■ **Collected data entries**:

______

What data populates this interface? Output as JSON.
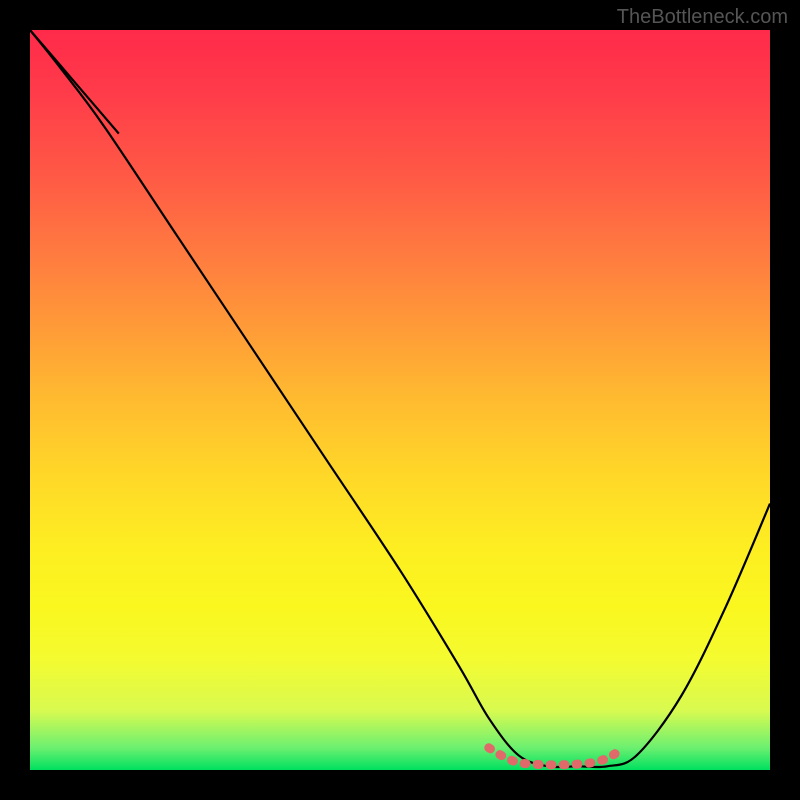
{
  "attribution": "TheBottleneck.com",
  "chart_data": {
    "type": "line",
    "title": "",
    "xlabel": "",
    "ylabel": "",
    "xlim": [
      0,
      100
    ],
    "ylim": [
      0,
      100
    ],
    "series": [
      {
        "name": "curve",
        "x": [
          0,
          4,
          10,
          20,
          30,
          40,
          50,
          58,
          62,
          66,
          70,
          74,
          78,
          82,
          88,
          94,
          100
        ],
        "y": [
          100,
          95,
          87,
          72,
          57,
          42,
          27,
          14,
          7,
          2,
          0.5,
          0.5,
          0.5,
          2,
          10,
          22,
          36
        ]
      }
    ],
    "highlight": {
      "name": "trough-marker",
      "color": "#e06a6a",
      "x": [
        62,
        64,
        66,
        68,
        70,
        72,
        74,
        76,
        78,
        80
      ],
      "y": [
        3,
        1.8,
        1,
        0.8,
        0.7,
        0.7,
        0.8,
        1,
        1.6,
        2.8
      ]
    },
    "alt_curve_visible": true,
    "alt_curve": {
      "x": [
        0,
        6,
        12
      ],
      "y": [
        100,
        93,
        86
      ]
    }
  }
}
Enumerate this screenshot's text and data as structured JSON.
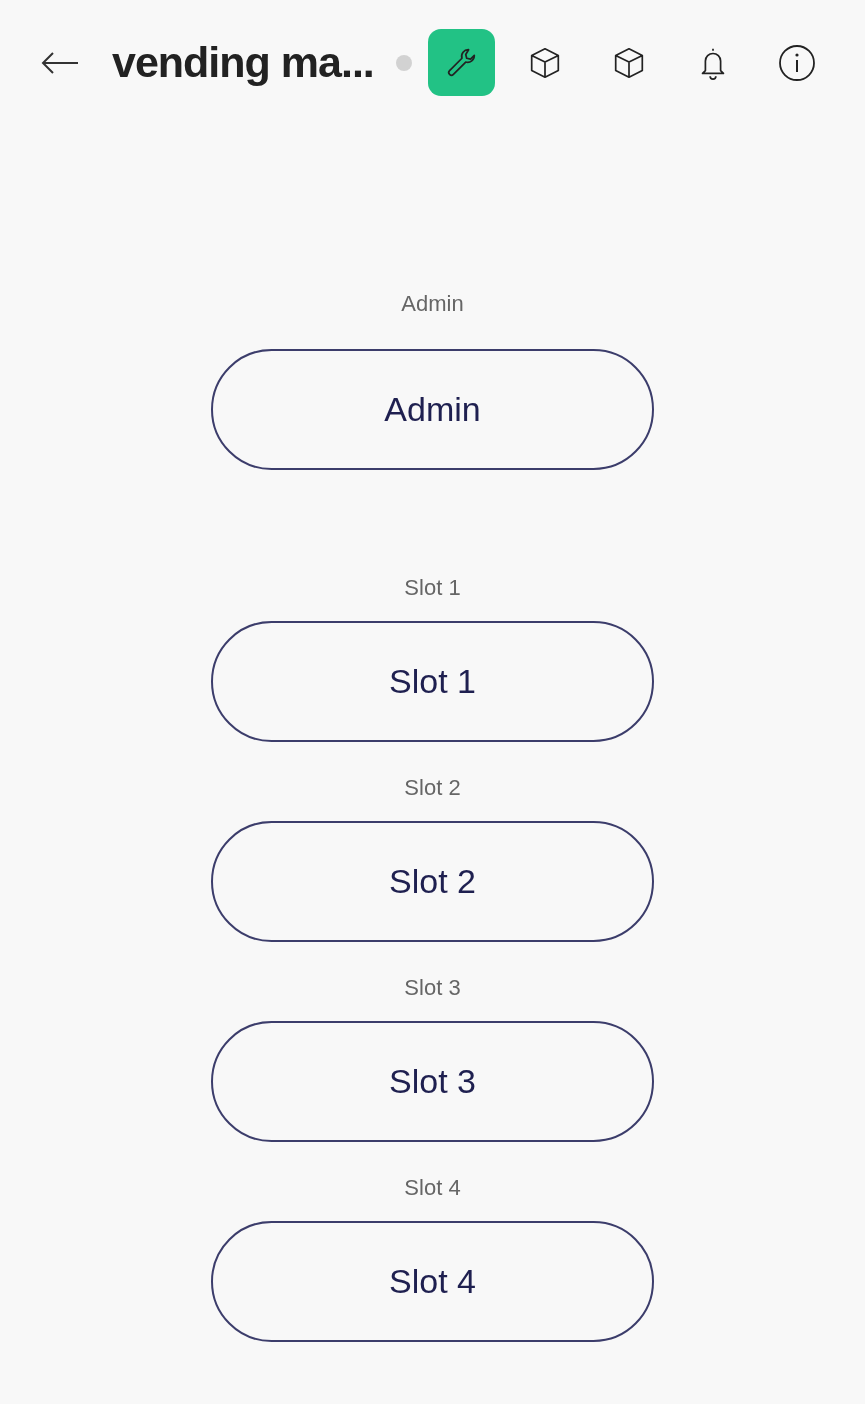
{
  "header": {
    "title": "vending ma..."
  },
  "toolbar": [
    {
      "kind": "wrench",
      "selected": true
    },
    {
      "kind": "box",
      "selected": false
    },
    {
      "kind": "box",
      "selected": false
    },
    {
      "kind": "bell",
      "selected": false
    },
    {
      "kind": "info",
      "selected": false
    }
  ],
  "admin": {
    "label": "Admin",
    "button": "Admin"
  },
  "slots": [
    {
      "label": "Slot 1",
      "button": "Slot 1"
    },
    {
      "label": "Slot 2",
      "button": "Slot 2"
    },
    {
      "label": "Slot 3",
      "button": "Slot 3"
    },
    {
      "label": "Slot 4",
      "button": "Slot 4"
    }
  ]
}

______

■ **OBJECTIVE**:
Pull out all lines containing "JSON".

■ **COMPLETED TASK**:
What data populates this interface? Output as JSON.
Enumerate this screenshot's text and data as structured JSON.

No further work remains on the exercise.